Schlossähnlicher Bau. Von Julius’ Bau ist im Wesentlichen nur der Grundriss auf uns Heutige gekommen. Zeigt Mattheus Merians Kupferstich von 1648 noch die schlossähnliche Vierflügelanlage des Erbauers, so kam bereits 50 Jahre später die Bauwut des Barocks zum Tragen. Antonio Petrini, der an Würzburgs barocker Erscheinung nicht unwesentlich beteiligte Baumeister, legte auch am Juliusspital Hand an. Sein Entwurf aus dem Jahr 1700 prägte nicht nur das Erscheinungsbild des mächtigen, 160 Meter langen Fürstenbaus bis zur Zerstörung der Stadt durch angloamerikanische Bomber kurz vor Ende des Zweiten Weltkrieges am 16. März 1945.
Vieles wurde in jener Brandnacht zerstört, anderes, wie etwa die herrliche Rokoko-Apotheke, wurde gerettet. Sie wäre beinahe bei einem früheren Luftangriff zerstört worden, konnte jedoch in letzter Minute vor dem Verbrennen bewahrt werden. In der Folge wurde das Inventar ausgelagert, der Arbeitsraum, Offizin genannt, mit einer starken Mauer geschützt.
Phönix aus der Asche. Bilder aus dem Jahre 1945 zeigen das Juliusspital im wesentlichen als ausgebrannte Ruine. Es ist eine seltsame Ironie des Schicksals, dass ausgerechnet die kunsthistorisch bedeutsamen Teile des Spitals den Bomben zum Opfer fielen und jene Bauten erhalten blieben, die schon vor dem Krieg abgerissen werden sollten. Zu ersteren zählt beispielsweise die Spitalkirche, zu letzteren das ehemalige Typhyshaus, Quarantänebaracken oder die Waschküche.
Wie viele andere historische Gebäude der Stadt Würzburg erstand auch das Juliusspital nach dem Krieg wieder neu. Ein Phönix aus der Asche. Weniger prunkvoll als das Original, aber dennoch wieder ein imposanter Bau.
Das Juliusspital – heute Teil eines Wirtschaftsbetrieb, bestehend aus Krankenhaus, Altersheim, Wein- und anderen Gütern, – ist in die Jahre gekommen. Hat Kriege, Seuchen und die zwei Geldentwertungen des vergangenen Jahrhunderts überdauert. Mögen ihm die kommenden Jahrhunderte günstiger gesonnen sein.

##########

**Aufgaben und Probleme**
A - Führen Sie aus dem Textauszug über das Juliusspital alle Bauten auf, die den Bomben entgingen, obwohl sie schon vor dem Krieg abgerissen werden sollten.
B - Schreiben Sie aus dem Textauszug über das Juliusspital den Abschnitt wortgetreu ab, der mit „Wie viele andere“ anfängt und sich bis einschließlich „ein imposanter Bau.“ erstreckt.

##########

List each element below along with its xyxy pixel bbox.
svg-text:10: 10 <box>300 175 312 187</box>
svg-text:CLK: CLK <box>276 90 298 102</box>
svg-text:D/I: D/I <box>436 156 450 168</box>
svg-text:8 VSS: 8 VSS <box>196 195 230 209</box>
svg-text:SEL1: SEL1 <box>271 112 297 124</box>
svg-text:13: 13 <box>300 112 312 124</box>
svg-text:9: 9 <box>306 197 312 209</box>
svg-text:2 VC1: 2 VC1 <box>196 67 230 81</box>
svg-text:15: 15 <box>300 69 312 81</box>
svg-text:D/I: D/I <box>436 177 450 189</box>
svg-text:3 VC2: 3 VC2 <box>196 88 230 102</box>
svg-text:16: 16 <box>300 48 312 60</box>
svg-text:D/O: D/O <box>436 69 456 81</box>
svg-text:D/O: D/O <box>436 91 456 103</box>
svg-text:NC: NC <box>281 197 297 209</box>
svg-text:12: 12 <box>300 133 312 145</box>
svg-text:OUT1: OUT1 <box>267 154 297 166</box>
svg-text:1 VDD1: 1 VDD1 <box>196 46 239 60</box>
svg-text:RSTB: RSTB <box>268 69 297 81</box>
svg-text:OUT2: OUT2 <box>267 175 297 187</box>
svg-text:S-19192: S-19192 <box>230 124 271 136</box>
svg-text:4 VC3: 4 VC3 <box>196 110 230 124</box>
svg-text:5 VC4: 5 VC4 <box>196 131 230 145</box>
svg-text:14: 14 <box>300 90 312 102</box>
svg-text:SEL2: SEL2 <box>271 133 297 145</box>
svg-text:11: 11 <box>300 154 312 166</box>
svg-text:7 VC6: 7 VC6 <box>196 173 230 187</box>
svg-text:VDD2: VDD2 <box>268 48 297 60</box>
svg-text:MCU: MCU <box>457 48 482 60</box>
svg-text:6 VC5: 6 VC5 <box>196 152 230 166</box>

##########

**Ergebnisse je Aufgabe**
A - das ehemalige Typhyshaus, Quarantänebaracken, die Waschküche

B -
Wie viele andere historische Gebäude der Stadt Würzburg erstand auch das Juliusspital nach dem Krieg wieder neu. Ein Phönix aus der Asche. Weniger prunkvoll als das Original, aber dennoch wieder ein imposanter Bau.